Directions: Find each line containing the string "TERC" and return it.

Exercise inputs:

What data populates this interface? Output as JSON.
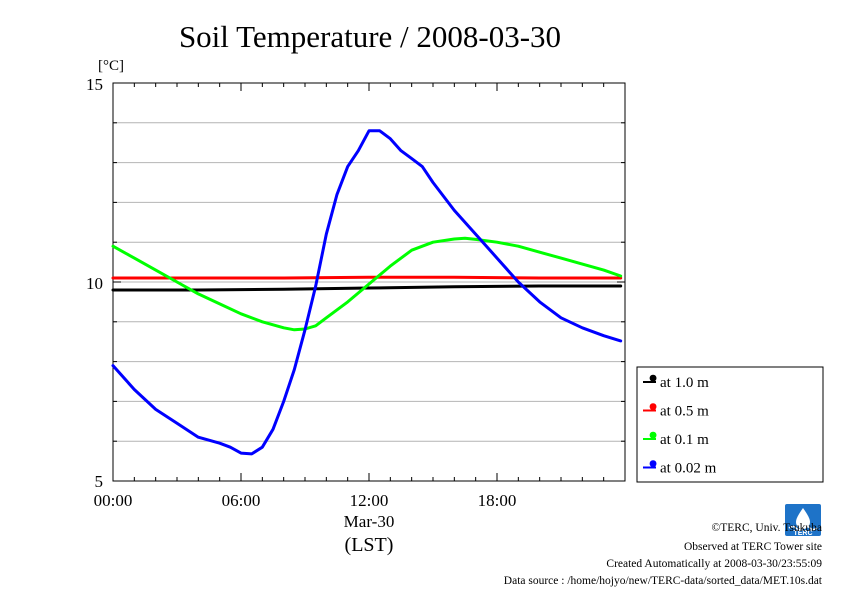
{
  "chart_data": {
    "type": "line",
    "title": "Soil Temperature / 2008-03-30",
    "ylabel": "[°C]",
    "ylim": [
      5,
      15
    ],
    "yticks": [
      5,
      10,
      15
    ],
    "ytick_labels": [
      "5",
      "10",
      "15"
    ],
    "xlim_hours": [
      0,
      24
    ],
    "xticks_hours": [
      0,
      6,
      12,
      18
    ],
    "xtick_labels": [
      "00:00",
      "06:00",
      "12:00",
      "18:00"
    ],
    "x_date_label": "Mar-30",
    "x_zone_label": "(LST)",
    "grid": true,
    "legend_position": "lower-right outside",
    "series": [
      {
        "name": "at 1.0 m",
        "color": "#000000",
        "x": [
          0,
          4,
          8,
          12,
          16,
          20,
          23.8
        ],
        "y": [
          9.8,
          9.8,
          9.82,
          9.85,
          9.88,
          9.9,
          9.9
        ]
      },
      {
        "name": "at 0.5 m",
        "color": "#ff0000",
        "x": [
          0,
          4,
          8,
          12,
          16,
          20,
          23.8
        ],
        "y": [
          10.1,
          10.1,
          10.1,
          10.12,
          10.12,
          10.1,
          10.1
        ]
      },
      {
        "name": "at 0.1 m",
        "color": "#00ff00",
        "x": [
          0,
          1,
          2,
          3,
          4,
          5,
          6,
          7,
          8,
          8.5,
          9,
          9.5,
          10,
          11,
          12,
          13,
          14,
          15,
          16,
          16.5,
          17,
          18,
          19,
          20,
          21,
          22,
          23,
          23.8
        ],
        "y": [
          10.9,
          10.6,
          10.3,
          10.0,
          9.7,
          9.45,
          9.2,
          9.0,
          8.85,
          8.8,
          8.82,
          8.9,
          9.1,
          9.5,
          9.95,
          10.4,
          10.8,
          11.0,
          11.08,
          11.1,
          11.07,
          11.0,
          10.9,
          10.75,
          10.6,
          10.45,
          10.3,
          10.15
        ]
      },
      {
        "name": "at 0.02 m",
        "color": "#0000ff",
        "x": [
          0,
          1,
          2,
          3,
          4,
          5,
          5.5,
          6,
          6.5,
          7,
          7.5,
          8,
          8.5,
          9,
          9.5,
          10,
          10.5,
          11,
          11.5,
          12,
          12.5,
          13,
          13.5,
          14,
          14.5,
          15,
          16,
          17,
          18,
          19,
          20,
          21,
          22,
          23,
          23.8
        ],
        "y": [
          7.9,
          7.3,
          6.8,
          6.45,
          6.1,
          5.95,
          5.85,
          5.7,
          5.68,
          5.85,
          6.3,
          7.0,
          7.8,
          8.8,
          9.9,
          11.2,
          12.2,
          12.9,
          13.3,
          13.8,
          13.8,
          13.6,
          13.3,
          13.1,
          12.9,
          12.5,
          11.8,
          11.2,
          10.6,
          10.0,
          9.5,
          9.1,
          8.85,
          8.65,
          8.52
        ]
      }
    ]
  },
  "credits": {
    "copyright": "©TERC, Univ. Tsukuba",
    "observed": "Observed at TERC Tower site",
    "created": "Created Automatically at 2008-03-30/23:55:09",
    "source": "Data source : /home/hojyo/new/TERC-data/sorted_data/MET.10s.dat",
    "logo_text": "TERC"
  }
}
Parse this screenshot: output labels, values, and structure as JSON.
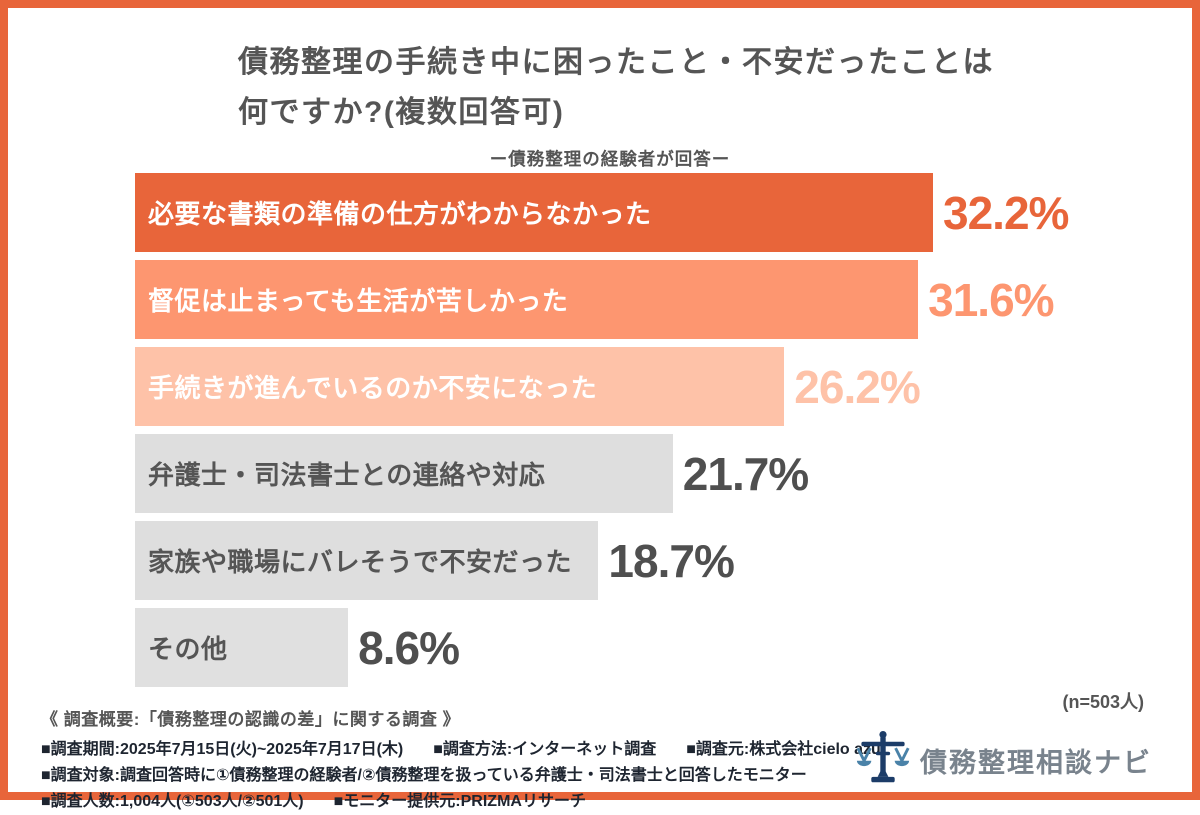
{
  "page": {
    "border_color": "#E8653A",
    "background_color": "#FFFFFF"
  },
  "header": {
    "title_line1": "債務整理の手続き中に困ったこと・不安だったことは",
    "title_line2": "何ですか?(複数回答可)",
    "subtitle": "ー債務整理の経験者が回答ー"
  },
  "chart_data": {
    "type": "bar",
    "orientation": "horizontal",
    "title": "債務整理の手続き中に困ったこと・不安だったことは何ですか?(複数回答可)",
    "subtitle": "ー債務整理の経験者が回答ー",
    "categories": [
      "必要な書類の準備の仕方がわからなかった",
      "督促は止まっても生活が苦しかった",
      "手続きが進んでいるのか不安になった",
      "弁護士・司法書士との連絡や対応",
      "家族や職場にバレそうで不安だった",
      "その他"
    ],
    "values": [
      32.2,
      31.6,
      26.2,
      21.7,
      18.7,
      8.6
    ],
    "value_labels": [
      "32.2%",
      "31.6%",
      "26.2%",
      "21.7%",
      "18.7%",
      "8.6%"
    ],
    "bar_colors": [
      "#E8653A",
      "#FD9670",
      "#FEC2A8",
      "#DEDEDE",
      "#DEDEDE",
      "#E0E0E0"
    ],
    "category_label_colors": [
      "#FFFFFF",
      "#FFFFFF",
      "#FFFFFF",
      "#555555",
      "#555555",
      "#555555"
    ],
    "value_label_colors": [
      "#E8653A",
      "#FD9670",
      "#FEC2A8",
      "#4F4F4F",
      "#4F4F4F",
      "#4F4F4F"
    ],
    "xlim": [
      0,
      32.2
    ],
    "grid": false,
    "legend": false,
    "sample_note": "(n=503人)"
  },
  "footer": {
    "heading": "《 調査概要:「債務整理の認識の差」に関する調査 》",
    "lines": [
      [
        "■調査期間:2025年7月15日(火)~2025年7月17日(木)",
        "■調査方法:インターネット調査",
        "■調査元:株式会社cielo azul"
      ],
      [
        "■調査対象:調査回答時に①債務整理の経験者/②債務整理を扱っている弁護士・司法書士と回答したモニター"
      ],
      [
        "■調査人数:1,004人(①503人/②501人)",
        "■モニター提供元:PRIZMAリサーチ"
      ]
    ],
    "logo": {
      "text": "債務整理相談ナビ",
      "icon": "balance-scale-icon",
      "icon_dark_color": "#1C3C68",
      "icon_light_color": "#4A82A8",
      "text_color": "#79838D"
    }
  }
}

Exercise answer:
    "copyright": "©TERC, Univ. Tsukuba",
    "observed": "Observed at TERC Tower site",
    "source": "Data source : /home/hojyo/new/TERC-data/sorted_data/MET.10s.dat",
    "logo_text": "TERC"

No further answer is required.